____ TASK INPUT

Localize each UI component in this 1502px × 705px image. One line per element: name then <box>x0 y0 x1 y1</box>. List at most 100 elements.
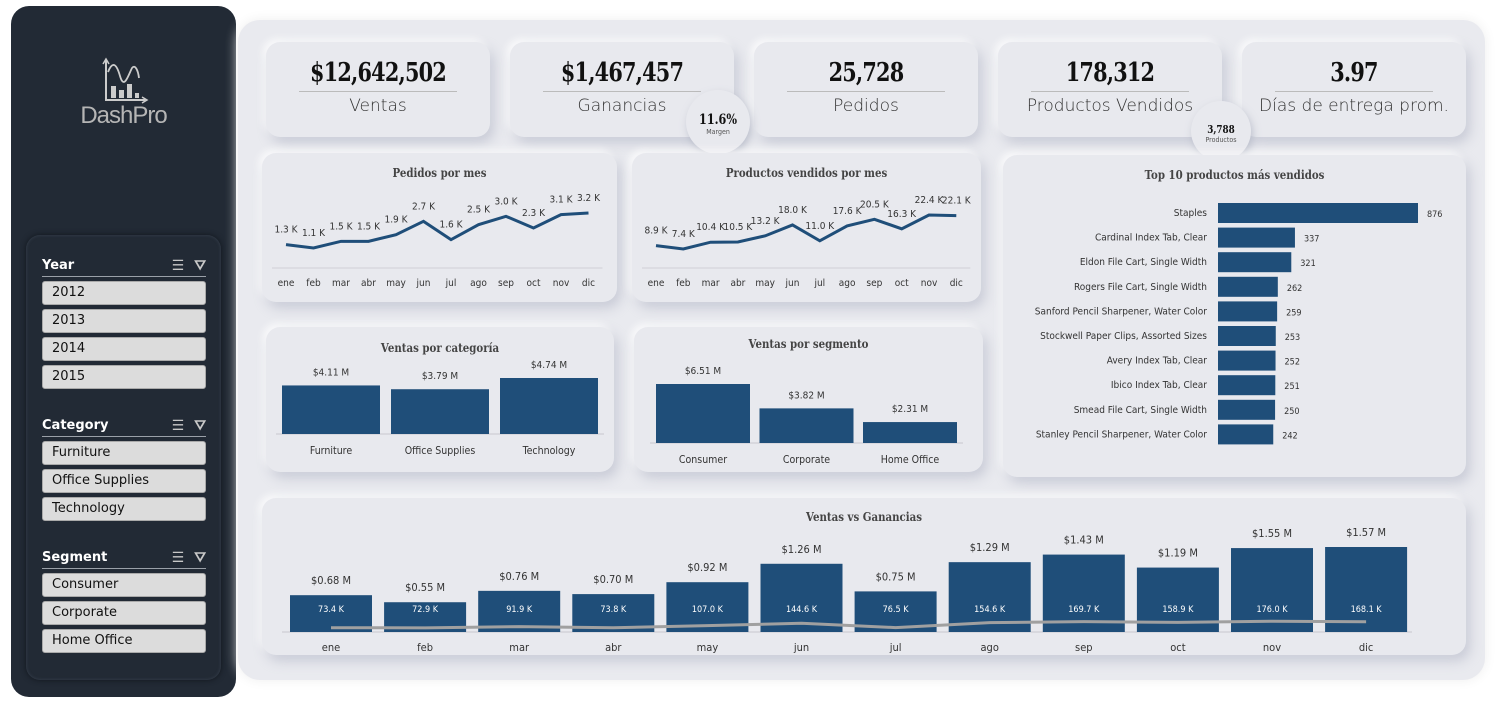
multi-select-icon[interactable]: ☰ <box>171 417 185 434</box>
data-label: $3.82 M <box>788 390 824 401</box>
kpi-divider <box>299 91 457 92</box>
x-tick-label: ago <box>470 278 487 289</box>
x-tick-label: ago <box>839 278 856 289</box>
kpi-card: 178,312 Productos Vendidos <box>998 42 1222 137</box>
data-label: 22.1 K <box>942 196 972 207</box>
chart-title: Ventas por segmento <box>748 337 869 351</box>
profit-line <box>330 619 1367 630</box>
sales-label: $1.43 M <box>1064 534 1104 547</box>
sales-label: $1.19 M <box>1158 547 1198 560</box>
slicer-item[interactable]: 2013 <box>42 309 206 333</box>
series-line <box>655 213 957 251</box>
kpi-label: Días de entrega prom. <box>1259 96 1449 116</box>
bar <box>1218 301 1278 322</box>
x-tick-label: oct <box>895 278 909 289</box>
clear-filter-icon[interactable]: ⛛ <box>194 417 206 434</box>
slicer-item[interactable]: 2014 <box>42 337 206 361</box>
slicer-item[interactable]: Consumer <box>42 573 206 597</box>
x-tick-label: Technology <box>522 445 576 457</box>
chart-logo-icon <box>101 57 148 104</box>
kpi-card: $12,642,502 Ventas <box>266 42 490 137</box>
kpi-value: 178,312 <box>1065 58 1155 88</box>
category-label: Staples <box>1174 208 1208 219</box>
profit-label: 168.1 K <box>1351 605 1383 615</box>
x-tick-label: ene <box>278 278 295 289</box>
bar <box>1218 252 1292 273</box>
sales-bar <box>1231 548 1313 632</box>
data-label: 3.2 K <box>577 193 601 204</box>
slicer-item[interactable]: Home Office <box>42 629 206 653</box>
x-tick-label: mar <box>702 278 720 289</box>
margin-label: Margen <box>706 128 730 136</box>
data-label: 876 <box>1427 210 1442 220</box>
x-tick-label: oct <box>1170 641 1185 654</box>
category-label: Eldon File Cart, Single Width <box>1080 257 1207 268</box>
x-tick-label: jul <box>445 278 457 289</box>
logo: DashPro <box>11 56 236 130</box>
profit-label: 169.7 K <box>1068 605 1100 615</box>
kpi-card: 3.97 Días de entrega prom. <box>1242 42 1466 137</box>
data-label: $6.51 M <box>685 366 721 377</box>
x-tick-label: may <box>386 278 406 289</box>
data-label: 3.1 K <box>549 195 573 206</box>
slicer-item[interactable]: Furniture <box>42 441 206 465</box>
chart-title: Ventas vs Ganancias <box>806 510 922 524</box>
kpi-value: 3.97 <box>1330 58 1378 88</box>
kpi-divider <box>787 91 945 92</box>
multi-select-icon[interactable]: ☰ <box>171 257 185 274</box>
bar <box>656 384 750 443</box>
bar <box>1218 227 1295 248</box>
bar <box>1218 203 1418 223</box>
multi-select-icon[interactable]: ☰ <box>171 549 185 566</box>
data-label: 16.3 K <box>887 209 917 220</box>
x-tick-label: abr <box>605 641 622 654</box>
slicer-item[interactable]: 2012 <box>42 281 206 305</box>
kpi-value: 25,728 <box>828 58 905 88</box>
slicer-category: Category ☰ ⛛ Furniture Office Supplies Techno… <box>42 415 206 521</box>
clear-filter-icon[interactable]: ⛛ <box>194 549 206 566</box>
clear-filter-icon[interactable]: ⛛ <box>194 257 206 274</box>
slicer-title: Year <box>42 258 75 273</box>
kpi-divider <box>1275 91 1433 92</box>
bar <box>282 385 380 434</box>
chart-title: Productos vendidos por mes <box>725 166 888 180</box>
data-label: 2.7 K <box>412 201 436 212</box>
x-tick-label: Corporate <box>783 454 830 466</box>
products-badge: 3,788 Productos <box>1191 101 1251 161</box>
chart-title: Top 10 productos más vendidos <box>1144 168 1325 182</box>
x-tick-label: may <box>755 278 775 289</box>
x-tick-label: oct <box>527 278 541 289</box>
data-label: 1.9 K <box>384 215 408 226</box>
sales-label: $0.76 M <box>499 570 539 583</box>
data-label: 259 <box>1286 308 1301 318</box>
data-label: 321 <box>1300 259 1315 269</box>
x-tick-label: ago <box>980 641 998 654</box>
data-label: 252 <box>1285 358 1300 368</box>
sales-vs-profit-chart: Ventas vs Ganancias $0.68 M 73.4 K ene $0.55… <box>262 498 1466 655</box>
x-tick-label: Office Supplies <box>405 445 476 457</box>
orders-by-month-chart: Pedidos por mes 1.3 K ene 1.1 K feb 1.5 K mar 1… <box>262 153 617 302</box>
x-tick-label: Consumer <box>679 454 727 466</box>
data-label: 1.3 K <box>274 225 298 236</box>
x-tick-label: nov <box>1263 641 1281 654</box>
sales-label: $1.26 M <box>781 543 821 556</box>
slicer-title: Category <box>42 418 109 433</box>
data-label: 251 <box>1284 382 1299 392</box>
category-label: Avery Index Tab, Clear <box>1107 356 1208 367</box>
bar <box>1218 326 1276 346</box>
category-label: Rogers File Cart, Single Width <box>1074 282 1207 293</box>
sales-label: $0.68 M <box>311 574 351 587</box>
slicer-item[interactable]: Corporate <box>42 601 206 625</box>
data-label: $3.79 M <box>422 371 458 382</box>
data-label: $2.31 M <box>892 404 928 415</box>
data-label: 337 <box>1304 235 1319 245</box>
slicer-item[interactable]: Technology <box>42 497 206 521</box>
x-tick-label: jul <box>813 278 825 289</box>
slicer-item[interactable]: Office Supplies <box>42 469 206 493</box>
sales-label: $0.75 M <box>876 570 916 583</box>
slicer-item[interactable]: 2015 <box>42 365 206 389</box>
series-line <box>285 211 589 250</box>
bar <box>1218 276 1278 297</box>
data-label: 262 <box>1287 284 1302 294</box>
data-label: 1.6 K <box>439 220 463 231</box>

________
____ TASK INPUT

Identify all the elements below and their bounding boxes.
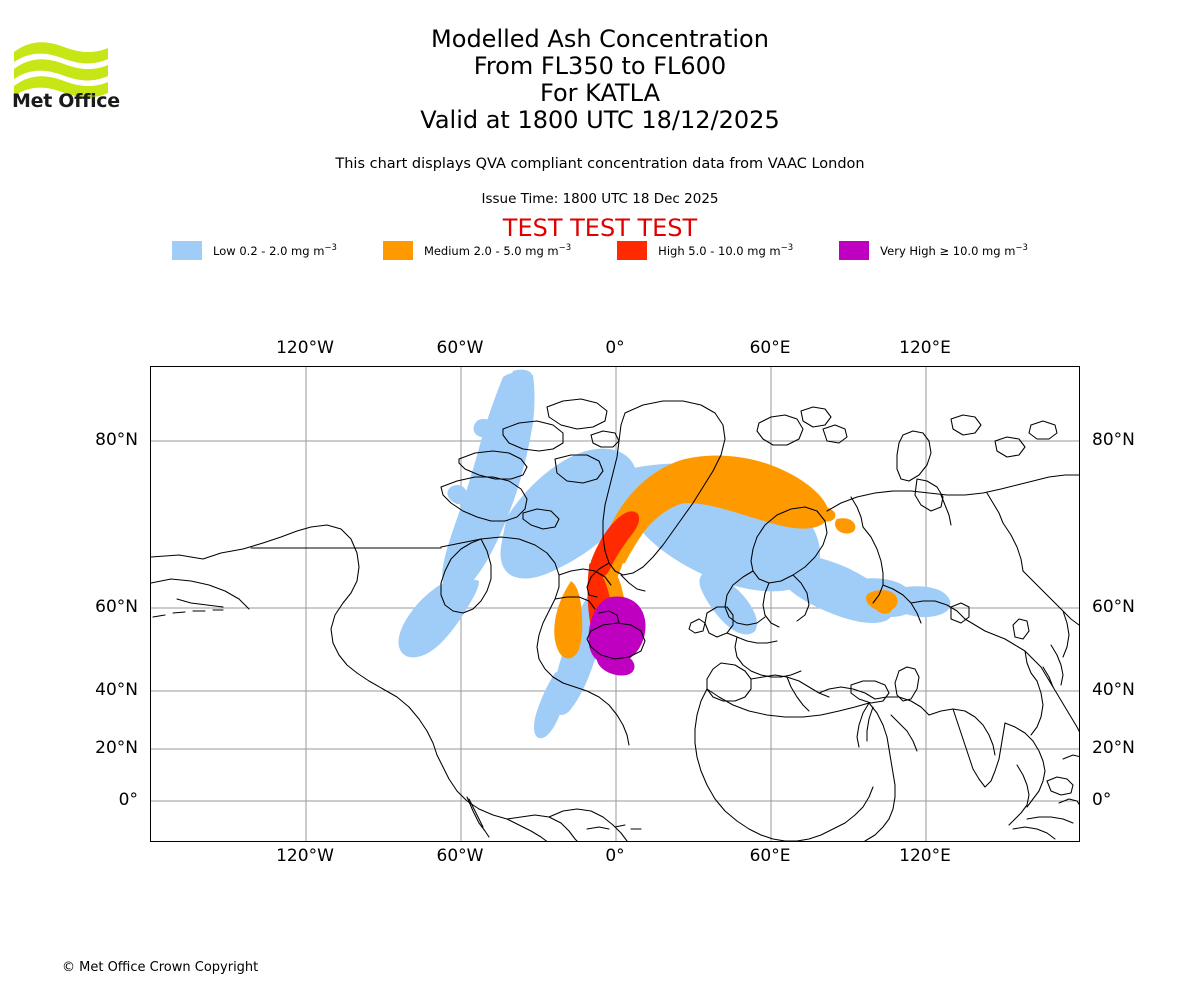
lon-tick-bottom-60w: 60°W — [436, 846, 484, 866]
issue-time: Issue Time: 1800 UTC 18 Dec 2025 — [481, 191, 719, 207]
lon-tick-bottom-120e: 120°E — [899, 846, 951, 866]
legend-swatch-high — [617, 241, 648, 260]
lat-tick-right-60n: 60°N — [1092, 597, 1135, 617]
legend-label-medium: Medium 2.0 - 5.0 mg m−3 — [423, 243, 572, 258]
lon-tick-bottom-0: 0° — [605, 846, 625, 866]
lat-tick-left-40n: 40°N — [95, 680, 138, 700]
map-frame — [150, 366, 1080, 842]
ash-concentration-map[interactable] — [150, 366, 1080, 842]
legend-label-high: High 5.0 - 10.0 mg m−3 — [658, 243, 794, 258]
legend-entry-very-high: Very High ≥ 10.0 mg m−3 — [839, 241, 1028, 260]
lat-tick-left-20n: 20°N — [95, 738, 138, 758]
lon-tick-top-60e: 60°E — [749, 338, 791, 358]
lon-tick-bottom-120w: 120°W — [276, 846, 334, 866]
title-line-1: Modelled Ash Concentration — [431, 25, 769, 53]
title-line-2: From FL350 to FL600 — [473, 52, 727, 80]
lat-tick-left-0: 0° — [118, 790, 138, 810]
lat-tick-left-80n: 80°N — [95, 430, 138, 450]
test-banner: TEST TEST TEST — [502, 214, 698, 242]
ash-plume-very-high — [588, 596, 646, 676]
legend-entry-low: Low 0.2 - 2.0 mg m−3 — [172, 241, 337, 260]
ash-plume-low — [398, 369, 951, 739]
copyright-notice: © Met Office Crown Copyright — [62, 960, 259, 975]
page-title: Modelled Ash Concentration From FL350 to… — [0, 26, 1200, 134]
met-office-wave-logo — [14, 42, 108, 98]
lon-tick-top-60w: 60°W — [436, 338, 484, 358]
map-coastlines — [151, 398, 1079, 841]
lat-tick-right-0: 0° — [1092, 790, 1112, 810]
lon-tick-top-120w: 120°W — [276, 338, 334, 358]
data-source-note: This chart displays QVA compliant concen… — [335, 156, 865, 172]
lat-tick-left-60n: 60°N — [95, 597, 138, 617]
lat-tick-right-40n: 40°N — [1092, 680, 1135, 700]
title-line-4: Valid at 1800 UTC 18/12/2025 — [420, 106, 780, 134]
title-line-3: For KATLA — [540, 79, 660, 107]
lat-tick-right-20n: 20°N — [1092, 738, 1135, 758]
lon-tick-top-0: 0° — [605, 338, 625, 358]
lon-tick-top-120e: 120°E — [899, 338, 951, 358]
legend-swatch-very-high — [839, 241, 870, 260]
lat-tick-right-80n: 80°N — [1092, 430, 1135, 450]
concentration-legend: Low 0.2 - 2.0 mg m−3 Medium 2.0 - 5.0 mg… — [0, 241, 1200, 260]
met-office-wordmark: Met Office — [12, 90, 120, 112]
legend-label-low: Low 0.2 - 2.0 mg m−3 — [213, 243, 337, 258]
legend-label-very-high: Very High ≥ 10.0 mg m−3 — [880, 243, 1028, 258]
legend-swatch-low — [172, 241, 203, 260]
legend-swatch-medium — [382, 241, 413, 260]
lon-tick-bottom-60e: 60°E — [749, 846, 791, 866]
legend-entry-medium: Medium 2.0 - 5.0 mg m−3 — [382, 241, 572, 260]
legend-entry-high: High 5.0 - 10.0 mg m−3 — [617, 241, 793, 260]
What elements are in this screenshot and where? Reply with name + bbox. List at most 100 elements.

________

_YOUR INSTRUCTIONS_: Give everything from the line containing "lon-tick-bottom-60w: 60°W —" down through the line containing "test-banner: TEST TEST" as a JSON list of strings, one string per line, with blank lines left out.

_FULL ANSWER_:
[
  "lon-tick-bottom-60w: 60°W — [436, 846, 484, 866]",
  "issue-time: Issue Time: 1800 UTC 18 Dec 2025 — [481, 191, 719, 207]",
  "lon-tick-bottom-120e: 120°E — [899, 846, 951, 866]",
  "legend-swatch-high — [617, 241, 648, 260]",
  "lat-tick-right-60n: 60°N — [1092, 597, 1135, 617]",
  "legend-label-medium: Medium 2.0 - 5.0 mg m−3 — [423, 243, 572, 258]",
  "lon-tick-bottom-0: 0° — [605, 846, 625, 866]",
  "lat-tick-left-40n: 40°N — [95, 680, 138, 700]",
  "map-frame — [150, 366, 1080, 842]",
  "ash-concentration-map[interactable] — [150, 366, 1080, 842]",
  "legend-label-high: High 5.0 - 10.0 mg m−3 — [658, 243, 794, 258]",
  "legend-entry-very-high: Very High ≥ 10.0 mg m−3 — [839, 241, 1028, 260]",
  "lat-tick-left-20n: 20°N — [95, 738, 138, 758]",
  "lon-tick-top-60e: 60°E — [749, 338, 791, 358]",
  "lon-tick-bottom-120w: 120°W — [276, 846, 334, 866]",
  "title-line-1: Modelled Ash Concentration — [431, 25, 769, 53]",
  "title-line-2: From FL350 to FL600 — [473, 52, 727, 80]",
  "lat-tick-left-0: 0° — [118, 790, 138, 810]",
  "lat-tick-left-80n: 80°N — [95, 430, 138, 450]",
  "test-banner: TEST TEST TEST — [502, 214, 698, 242]"
]